JOB:
Extract every line below, verbatim.

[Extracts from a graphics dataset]
--- Start ---
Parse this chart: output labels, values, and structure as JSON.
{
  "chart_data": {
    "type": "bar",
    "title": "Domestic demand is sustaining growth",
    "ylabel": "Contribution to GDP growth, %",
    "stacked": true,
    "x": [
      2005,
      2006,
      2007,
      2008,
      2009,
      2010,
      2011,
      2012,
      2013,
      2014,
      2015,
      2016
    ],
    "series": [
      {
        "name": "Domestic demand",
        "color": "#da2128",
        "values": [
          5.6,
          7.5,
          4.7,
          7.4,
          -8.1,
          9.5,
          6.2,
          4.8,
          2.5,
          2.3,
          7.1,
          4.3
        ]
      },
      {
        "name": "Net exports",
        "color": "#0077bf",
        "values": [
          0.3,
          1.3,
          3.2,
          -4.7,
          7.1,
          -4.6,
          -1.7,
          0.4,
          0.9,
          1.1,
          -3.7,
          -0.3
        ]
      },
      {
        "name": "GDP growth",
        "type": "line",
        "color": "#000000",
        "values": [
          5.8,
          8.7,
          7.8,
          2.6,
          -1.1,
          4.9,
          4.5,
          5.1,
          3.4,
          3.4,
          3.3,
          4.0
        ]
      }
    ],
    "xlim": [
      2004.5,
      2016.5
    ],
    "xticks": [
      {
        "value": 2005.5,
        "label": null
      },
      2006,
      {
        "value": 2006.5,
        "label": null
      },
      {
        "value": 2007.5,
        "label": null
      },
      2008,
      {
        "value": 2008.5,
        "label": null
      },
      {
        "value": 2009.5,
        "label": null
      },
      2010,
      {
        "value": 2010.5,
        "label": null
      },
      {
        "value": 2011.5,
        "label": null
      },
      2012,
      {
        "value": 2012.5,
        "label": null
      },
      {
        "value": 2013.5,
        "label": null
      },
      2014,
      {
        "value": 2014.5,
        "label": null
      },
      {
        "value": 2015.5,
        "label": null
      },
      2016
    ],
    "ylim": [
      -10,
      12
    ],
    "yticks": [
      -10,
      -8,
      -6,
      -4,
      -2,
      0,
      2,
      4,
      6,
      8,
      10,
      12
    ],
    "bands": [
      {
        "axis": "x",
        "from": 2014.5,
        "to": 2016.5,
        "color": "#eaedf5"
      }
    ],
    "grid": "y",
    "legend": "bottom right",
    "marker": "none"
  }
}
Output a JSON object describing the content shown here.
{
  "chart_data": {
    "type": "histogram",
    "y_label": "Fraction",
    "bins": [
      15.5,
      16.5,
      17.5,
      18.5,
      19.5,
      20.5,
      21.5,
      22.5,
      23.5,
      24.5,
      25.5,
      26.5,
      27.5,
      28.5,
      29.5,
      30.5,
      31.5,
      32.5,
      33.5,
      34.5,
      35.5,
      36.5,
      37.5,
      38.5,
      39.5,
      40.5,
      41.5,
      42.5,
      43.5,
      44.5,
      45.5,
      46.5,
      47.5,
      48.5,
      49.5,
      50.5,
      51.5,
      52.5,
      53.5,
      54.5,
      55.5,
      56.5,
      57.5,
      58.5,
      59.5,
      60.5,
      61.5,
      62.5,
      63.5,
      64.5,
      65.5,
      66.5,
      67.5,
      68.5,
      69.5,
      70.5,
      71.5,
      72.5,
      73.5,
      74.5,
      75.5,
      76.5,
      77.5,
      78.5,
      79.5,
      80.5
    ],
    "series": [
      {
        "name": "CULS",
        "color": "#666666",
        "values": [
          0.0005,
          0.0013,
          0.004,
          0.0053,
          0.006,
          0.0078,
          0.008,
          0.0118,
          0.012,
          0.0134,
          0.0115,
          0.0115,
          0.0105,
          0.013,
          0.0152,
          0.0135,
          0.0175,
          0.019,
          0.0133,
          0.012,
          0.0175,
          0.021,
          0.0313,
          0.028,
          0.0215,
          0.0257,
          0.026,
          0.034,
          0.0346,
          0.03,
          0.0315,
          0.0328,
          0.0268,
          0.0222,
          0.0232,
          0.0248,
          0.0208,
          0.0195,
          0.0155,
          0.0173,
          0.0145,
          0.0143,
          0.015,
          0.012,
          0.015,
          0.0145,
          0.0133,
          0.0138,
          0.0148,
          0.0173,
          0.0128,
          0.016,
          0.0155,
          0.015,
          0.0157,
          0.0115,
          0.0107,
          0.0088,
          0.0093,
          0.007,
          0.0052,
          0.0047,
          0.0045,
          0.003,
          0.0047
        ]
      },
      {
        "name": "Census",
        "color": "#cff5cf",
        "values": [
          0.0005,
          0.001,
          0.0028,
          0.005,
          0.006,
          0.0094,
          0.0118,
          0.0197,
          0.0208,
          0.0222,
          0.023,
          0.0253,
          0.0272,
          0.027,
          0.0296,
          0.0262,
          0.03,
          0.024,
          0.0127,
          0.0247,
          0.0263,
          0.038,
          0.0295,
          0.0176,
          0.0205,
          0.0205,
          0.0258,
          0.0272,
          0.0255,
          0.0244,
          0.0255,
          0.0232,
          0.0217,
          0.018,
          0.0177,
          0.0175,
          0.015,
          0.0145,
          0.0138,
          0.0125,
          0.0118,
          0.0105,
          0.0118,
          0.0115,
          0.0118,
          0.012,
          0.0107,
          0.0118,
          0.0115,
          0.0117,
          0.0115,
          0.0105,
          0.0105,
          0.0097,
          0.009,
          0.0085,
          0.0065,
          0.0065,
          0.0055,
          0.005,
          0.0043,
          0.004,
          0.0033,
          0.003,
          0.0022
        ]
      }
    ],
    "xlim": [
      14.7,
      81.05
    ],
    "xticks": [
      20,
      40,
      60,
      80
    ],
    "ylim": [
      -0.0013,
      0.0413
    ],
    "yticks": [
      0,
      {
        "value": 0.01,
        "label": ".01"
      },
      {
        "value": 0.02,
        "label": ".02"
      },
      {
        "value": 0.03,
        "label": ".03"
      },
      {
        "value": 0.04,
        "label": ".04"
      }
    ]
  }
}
--- End ---
ANSWER TO THIS PROBLEM:
Parse this chart: output labels, values, and structure as JSON.
{
  "chart_data": {
    "type": "bar",
    "title": "Domestic demand is sustaining growth",
    "ylabel": "Contribution to GDP growth, %",
    "stacked": true,
    "x": [
      2005,
      2006,
      2007,
      2008,
      2009,
      2010,
      2011,
      2012,
      2013,
      2014,
      2015,
      2016
    ],
    "series": [
      {
        "name": "Domestic demand",
        "color": "#da2128",
        "values": [
          5.6,
          7.5,
          4.7,
          7.4,
          -8.1,
          9.5,
          6.2,
          4.8,
          2.5,
          2.3,
          7.1,
          4.3
        ]
      },
      {
        "name": "Net exports",
        "color": "#0077bf",
        "values": [
          0.3,
          1.3,
          3.2,
          -4.7,
          7.1,
          -4.6,
          -1.7,
          0.4,
          0.9,
          1.1,
          -3.7,
          -0.3
        ]
      },
      {
        "name": "GDP growth",
        "type": "line",
        "color": "#000000",
        "values": [
          5.8,
          8.7,
          7.8,
          2.6,
          -1.1,
          4.9,
          4.5,
          5.1,
          3.4,
          3.4,
          3.3,
          4.0
        ]
      }
    ],
    "xlim": [
      2004.5,
      2016.5
    ],
    "xticks": [
      {
        "value": 2005.5,
        "label": null
      },
      2006,
      {
        "value": 2006.5,
        "label": null
      },
      {
        "value": 2007.5,
        "label": null
      },
      2008,
      {
        "value": 2008.5,
        "label": null
      },
      {
        "value": 2009.5,
        "label": null
      },
      2010,
      {
        "value": 2010.5,
        "label": null
      },
      {
        "value": 2011.5,
        "label": null
      },
      2012,
      {
        "value": 2012.5,
        "label": null
      },
      {
        "value": 2013.5,
        "label": null
      },
      2014,
      {
        "value": 2014.5,
        "label": null
      },
      {
        "value": 2015.5,
        "label": null
      },
      2016
    ],
    "ylim": [
      -10,
      12
    ],
    "yticks": [
      -10,
      -8,
      -6,
      -4,
      -2,
      0,
      2,
      4,
      6,
      8,
      10,
      12
    ],
    "bands": [
      {
        "axis": "x",
        "from": 2014.5,
        "to": 2016.5,
        "color": "#eaedf5"
      }
    ],
    "grid": "y",
    "legend": "bottom right",
    "marker": "none"
  }
}
Output a JSON object describing the content shown here.
{
  "chart_data": {
    "type": "histogram",
    "y_label": "Fraction",
    "bins": [
      15.5,
      16.5,
      17.5,
      18.5,
      19.5,
      20.5,
      21.5,
      22.5,
      23.5,
      24.5,
      25.5,
      26.5,
      27.5,
      28.5,
      29.5,
      30.5,
      31.5,
      32.5,
      33.5,
      34.5,
      35.5,
      36.5,
      37.5,
      38.5,
      39.5,
      40.5,
      41.5,
      42.5,
      43.5,
      44.5,
      45.5,
      46.5,
      47.5,
      48.5,
      49.5,
      50.5,
      51.5,
      52.5,
      53.5,
      54.5,
      55.5,
      56.5,
      57.5,
      58.5,
      59.5,
      60.5,
      61.5,
      62.5,
      63.5,
      64.5,
      65.5,
      66.5,
      67.5,
      68.5,
      69.5,
      70.5,
      71.5,
      72.5,
      73.5,
      74.5,
      75.5,
      76.5,
      77.5,
      78.5,
      79.5,
      80.5
    ],
    "series": [
      {
        "name": "CULS",
        "color": "#666666",
        "values": [
          0.0005,
          0.0013,
          0.004,
          0.0053,
          0.006,
          0.0078,
          0.008,
          0.0118,
          0.012,
          0.0134,
          0.0115,
          0.0115,
          0.0105,
          0.013,
          0.0152,
          0.0135,
          0.0175,
          0.019,
          0.0133,
          0.012,
          0.0175,
          0.021,
          0.0313,
          0.028,
          0.0215,
          0.0257,
          0.026,
          0.034,
          0.0346,
          0.03,
          0.0315,
          0.0328,
          0.0268,
          0.0222,
          0.0232,
          0.0248,
          0.0208,
          0.0195,
          0.0155,
          0.0173,
          0.0145,
          0.0143,
          0.015,
          0.012,
          0.015,
          0.0145,
          0.0133,
          0.0138,
          0.0148,
          0.0173,
          0.0128,
          0.016,
          0.0155,
          0.015,
          0.0157,
          0.0115,
          0.0107,
          0.0088,
          0.0093,
          0.007,
          0.0052,
          0.0047,
          0.0045,
          0.003,
          0.0047
        ]
      },
      {
        "name": "Census",
        "color": "#cff5cf",
        "values": [
          0.0005,
          0.001,
          0.0028,
          0.005,
          0.006,
          0.0094,
          0.0118,
          0.0197,
          0.0208,
          0.0222,
          0.023,
          0.0253,
          0.0272,
          0.027,
          0.0296,
          0.0262,
          0.03,
          0.024,
          0.0127,
          0.0247,
          0.0263,
          0.038,
          0.0295,
          0.0176,
          0.0205,
          0.0205,
          0.0258,
          0.0272,
          0.0255,
          0.0244,
          0.0255,
          0.0232,
          0.0217,
          0.018,
          0.0177,
          0.0175,
          0.015,
          0.0145,
          0.0138,
          0.0125,
          0.0118,
          0.0105,
          0.0118,
          0.0115,
          0.0118,
          0.012,
          0.0107,
          0.0118,
          0.0115,
          0.0117,
          0.0115,
          0.0105,
          0.0105,
          0.0097,
          0.009,
          0.0085,
          0.0065,
          0.0065,
          0.0055,
          0.005,
          0.0043,
          0.004,
          0.0033,
          0.003,
          0.0022
        ]
      }
    ],
    "xlim": [
      14.7,
      81.05
    ],
    "xticks": [
      20,
      40,
      60,
      80
    ],
    "ylim": [
      -0.0013,
      0.0413
    ],
    "yticks": [
      0,
      {
        "value": 0.01,
        "label": ".01"
      },
      {
        "value": 0.02,
        "label": ".02"
      },
      {
        "value": 0.03,
        "label": ".03"
      },
      {
        "value": 0.04,
        "label": ".04"
      }
    ]
  }
}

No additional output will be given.